**RECORDS FOR THE TASK**

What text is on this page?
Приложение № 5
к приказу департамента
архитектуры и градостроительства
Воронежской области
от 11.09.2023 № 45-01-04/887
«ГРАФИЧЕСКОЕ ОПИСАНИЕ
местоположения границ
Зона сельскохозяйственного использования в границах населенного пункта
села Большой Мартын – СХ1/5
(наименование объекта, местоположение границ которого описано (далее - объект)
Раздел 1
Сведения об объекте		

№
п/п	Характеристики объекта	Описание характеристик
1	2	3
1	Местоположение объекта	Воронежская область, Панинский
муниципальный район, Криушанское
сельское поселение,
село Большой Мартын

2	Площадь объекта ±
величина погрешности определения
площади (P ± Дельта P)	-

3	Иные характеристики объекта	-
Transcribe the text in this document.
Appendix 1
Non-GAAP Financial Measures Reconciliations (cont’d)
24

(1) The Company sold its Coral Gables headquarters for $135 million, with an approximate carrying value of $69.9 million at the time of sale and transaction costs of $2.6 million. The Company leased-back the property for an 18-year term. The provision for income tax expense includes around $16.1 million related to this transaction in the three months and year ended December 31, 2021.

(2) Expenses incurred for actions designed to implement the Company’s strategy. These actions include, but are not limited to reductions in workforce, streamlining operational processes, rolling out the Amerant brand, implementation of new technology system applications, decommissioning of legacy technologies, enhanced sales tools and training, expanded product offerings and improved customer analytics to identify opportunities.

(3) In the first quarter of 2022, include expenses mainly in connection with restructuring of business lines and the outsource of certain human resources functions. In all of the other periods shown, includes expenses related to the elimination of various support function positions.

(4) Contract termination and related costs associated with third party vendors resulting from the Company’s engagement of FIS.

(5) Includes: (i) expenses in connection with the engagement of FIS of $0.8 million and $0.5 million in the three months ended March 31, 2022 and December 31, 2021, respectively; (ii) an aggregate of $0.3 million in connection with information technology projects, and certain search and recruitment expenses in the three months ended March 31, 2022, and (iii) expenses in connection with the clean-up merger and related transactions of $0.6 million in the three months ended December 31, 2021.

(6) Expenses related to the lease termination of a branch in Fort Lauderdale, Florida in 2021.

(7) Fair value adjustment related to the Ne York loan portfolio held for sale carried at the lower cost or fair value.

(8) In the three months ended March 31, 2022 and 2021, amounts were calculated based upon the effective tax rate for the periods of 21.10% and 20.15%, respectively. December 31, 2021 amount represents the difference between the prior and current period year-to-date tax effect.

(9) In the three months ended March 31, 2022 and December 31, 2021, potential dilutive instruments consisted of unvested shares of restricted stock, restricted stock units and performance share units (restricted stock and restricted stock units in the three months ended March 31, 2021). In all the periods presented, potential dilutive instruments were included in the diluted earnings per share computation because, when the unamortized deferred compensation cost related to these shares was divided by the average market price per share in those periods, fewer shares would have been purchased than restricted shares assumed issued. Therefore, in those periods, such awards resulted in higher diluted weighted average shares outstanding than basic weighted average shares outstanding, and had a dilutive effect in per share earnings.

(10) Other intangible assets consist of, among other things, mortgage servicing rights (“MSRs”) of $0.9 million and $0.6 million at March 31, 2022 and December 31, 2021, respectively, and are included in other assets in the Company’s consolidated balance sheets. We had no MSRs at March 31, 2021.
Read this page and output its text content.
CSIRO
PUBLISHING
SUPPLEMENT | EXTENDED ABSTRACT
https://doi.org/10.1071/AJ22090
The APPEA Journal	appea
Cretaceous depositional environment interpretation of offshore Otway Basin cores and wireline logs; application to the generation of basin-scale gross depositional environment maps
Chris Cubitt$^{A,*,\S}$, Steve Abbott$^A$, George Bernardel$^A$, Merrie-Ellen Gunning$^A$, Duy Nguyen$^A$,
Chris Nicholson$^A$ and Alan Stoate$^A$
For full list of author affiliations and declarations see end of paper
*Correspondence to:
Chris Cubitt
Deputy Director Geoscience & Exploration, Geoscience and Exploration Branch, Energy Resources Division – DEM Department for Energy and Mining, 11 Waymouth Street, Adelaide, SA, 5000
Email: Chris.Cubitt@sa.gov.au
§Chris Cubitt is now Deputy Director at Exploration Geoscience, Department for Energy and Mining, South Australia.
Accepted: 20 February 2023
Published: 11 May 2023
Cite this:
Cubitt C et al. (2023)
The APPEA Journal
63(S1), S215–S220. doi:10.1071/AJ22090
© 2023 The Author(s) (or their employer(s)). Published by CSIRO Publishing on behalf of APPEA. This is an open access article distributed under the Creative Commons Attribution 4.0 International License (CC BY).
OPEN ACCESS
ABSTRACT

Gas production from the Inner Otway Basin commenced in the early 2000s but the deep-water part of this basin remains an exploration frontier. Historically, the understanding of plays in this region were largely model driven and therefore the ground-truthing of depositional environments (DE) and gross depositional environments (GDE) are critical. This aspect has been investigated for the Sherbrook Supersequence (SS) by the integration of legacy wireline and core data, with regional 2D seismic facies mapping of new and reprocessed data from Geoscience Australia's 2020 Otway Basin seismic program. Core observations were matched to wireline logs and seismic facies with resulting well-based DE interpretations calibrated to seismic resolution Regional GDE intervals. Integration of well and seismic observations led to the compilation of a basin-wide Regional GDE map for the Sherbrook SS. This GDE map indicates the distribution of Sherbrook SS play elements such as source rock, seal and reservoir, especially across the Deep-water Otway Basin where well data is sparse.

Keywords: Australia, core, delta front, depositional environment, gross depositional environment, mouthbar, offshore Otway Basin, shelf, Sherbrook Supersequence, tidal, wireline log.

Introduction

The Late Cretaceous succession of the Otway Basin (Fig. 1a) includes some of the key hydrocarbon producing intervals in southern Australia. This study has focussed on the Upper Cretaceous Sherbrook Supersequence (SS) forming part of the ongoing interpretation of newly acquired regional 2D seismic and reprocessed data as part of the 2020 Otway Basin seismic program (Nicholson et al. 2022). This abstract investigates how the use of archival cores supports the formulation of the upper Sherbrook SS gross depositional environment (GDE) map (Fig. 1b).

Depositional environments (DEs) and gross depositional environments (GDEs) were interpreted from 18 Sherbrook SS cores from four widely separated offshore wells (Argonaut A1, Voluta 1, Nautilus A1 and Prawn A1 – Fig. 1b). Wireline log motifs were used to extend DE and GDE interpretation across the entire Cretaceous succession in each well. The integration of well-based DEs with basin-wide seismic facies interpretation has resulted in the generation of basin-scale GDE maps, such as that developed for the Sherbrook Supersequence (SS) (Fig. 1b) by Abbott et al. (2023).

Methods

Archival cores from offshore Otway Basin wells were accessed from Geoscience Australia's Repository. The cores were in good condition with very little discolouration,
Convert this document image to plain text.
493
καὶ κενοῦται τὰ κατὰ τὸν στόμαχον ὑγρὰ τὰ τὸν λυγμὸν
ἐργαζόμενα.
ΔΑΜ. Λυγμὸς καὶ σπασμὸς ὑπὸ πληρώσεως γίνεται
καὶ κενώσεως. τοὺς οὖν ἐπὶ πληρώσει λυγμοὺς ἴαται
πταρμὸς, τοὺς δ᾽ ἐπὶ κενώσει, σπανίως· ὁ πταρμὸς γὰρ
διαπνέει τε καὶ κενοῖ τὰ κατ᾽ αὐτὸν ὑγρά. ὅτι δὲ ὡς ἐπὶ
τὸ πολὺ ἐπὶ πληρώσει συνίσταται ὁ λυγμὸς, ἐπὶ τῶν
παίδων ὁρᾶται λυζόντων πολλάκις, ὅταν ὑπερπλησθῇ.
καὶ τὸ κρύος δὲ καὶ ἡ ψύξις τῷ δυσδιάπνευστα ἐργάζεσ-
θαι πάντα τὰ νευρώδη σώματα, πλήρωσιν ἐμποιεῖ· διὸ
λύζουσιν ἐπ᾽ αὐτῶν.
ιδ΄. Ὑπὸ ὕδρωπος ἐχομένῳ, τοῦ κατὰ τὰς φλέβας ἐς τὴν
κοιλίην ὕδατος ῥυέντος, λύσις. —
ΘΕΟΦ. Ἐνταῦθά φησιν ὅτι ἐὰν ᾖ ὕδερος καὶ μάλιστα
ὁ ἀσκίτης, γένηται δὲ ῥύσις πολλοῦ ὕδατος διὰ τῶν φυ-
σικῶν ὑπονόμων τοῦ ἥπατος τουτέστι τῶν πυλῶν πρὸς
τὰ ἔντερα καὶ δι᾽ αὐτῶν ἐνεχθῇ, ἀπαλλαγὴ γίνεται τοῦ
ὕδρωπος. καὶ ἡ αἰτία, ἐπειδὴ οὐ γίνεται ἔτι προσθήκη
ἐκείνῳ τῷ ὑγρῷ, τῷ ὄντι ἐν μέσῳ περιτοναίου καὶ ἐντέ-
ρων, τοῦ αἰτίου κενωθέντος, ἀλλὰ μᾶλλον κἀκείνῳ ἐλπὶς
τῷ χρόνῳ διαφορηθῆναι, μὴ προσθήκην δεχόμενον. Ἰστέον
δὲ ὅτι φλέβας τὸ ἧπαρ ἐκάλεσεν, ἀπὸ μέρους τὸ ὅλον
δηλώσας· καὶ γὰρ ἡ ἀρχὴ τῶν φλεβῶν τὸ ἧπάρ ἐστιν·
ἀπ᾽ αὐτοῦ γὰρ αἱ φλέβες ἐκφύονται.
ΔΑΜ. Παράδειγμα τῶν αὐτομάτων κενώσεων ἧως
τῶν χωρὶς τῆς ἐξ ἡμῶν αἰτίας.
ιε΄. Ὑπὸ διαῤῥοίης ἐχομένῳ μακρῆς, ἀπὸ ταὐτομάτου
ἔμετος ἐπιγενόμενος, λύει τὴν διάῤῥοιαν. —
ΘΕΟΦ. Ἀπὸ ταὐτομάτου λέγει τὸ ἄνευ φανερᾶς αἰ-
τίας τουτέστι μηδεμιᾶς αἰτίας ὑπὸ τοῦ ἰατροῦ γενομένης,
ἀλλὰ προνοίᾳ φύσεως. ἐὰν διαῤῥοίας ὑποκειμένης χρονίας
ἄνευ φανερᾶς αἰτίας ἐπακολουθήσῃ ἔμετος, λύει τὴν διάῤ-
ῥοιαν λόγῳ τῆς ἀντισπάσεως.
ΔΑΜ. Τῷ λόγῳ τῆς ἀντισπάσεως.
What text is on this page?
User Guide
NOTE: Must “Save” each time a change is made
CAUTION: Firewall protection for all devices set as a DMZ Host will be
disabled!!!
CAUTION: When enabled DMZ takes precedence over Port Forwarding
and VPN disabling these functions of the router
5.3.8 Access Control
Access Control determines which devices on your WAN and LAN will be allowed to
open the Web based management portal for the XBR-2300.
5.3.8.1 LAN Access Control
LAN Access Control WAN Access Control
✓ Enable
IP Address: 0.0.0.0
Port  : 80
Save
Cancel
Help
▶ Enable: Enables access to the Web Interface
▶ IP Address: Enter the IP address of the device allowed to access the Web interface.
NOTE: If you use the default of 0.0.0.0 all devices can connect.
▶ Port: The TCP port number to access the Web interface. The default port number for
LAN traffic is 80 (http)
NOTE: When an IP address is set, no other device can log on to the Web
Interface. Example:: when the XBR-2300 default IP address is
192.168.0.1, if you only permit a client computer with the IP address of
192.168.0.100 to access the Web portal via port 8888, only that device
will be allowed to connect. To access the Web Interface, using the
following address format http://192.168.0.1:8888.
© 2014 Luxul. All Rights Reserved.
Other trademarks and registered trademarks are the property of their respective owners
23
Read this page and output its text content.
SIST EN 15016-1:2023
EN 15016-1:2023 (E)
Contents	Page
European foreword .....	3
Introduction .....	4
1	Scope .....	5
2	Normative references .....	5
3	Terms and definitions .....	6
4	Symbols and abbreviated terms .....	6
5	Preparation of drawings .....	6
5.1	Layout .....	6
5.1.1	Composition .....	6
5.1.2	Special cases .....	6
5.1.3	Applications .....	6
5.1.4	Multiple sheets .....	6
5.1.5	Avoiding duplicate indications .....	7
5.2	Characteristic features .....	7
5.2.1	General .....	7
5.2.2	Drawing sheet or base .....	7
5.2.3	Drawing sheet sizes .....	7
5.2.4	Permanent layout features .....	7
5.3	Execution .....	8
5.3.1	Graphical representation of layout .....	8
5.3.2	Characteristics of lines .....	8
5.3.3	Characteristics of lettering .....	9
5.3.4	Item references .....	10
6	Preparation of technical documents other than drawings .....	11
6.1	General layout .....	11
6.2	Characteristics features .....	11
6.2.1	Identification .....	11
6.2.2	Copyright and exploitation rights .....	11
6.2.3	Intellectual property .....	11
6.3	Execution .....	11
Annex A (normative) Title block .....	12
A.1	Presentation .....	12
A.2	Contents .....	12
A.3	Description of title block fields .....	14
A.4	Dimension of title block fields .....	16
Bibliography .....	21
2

**EXERCISE TASK**
Show the lines of the data that hold the word "resulted".

**PROBLEM SOLUTION**
(9) In the three months ended March 31, 2022 and December 31, 2021, potential dilutive instruments consisted of unvested shares of restricted stock, restricted stock units and performance share units (restricted stock and restricted stock units in the three months ended March 31, 2021). In all the periods presented, potential dilutive instruments were included in the diluted earnings per share computation because, when the unamortized deferred compensation cost related to these shares was divided by the average market price per share in those periods, fewer shares would have been purchased than restricted shares assumed issued. Therefore, in those periods, such awards resulted in higher diluted weighted average shares outstanding than basic weighted average shares outstanding, and had a dilutive effect in per share earnings.
Depositional environments (DEs) and gross depositional environments (GDEs) were interpreted from 18 Sherbrook SS cores from four widely separated offshore wells (Argonaut A1, Voluta 1, Nautilus A1 and Prawn A1 – Fig. 1b). Wireline log motifs were used to extend DE and GDE interpretation across the entire Cretaceous succession in each well. The integration of well-based DEs with basin-wide seismic facies interpretation has resulted in the generation of basin-scale GDE maps, such as that developed for the Sherbrook Supersequence (SS) (Fig. 1b) by Abbott et al. (2023).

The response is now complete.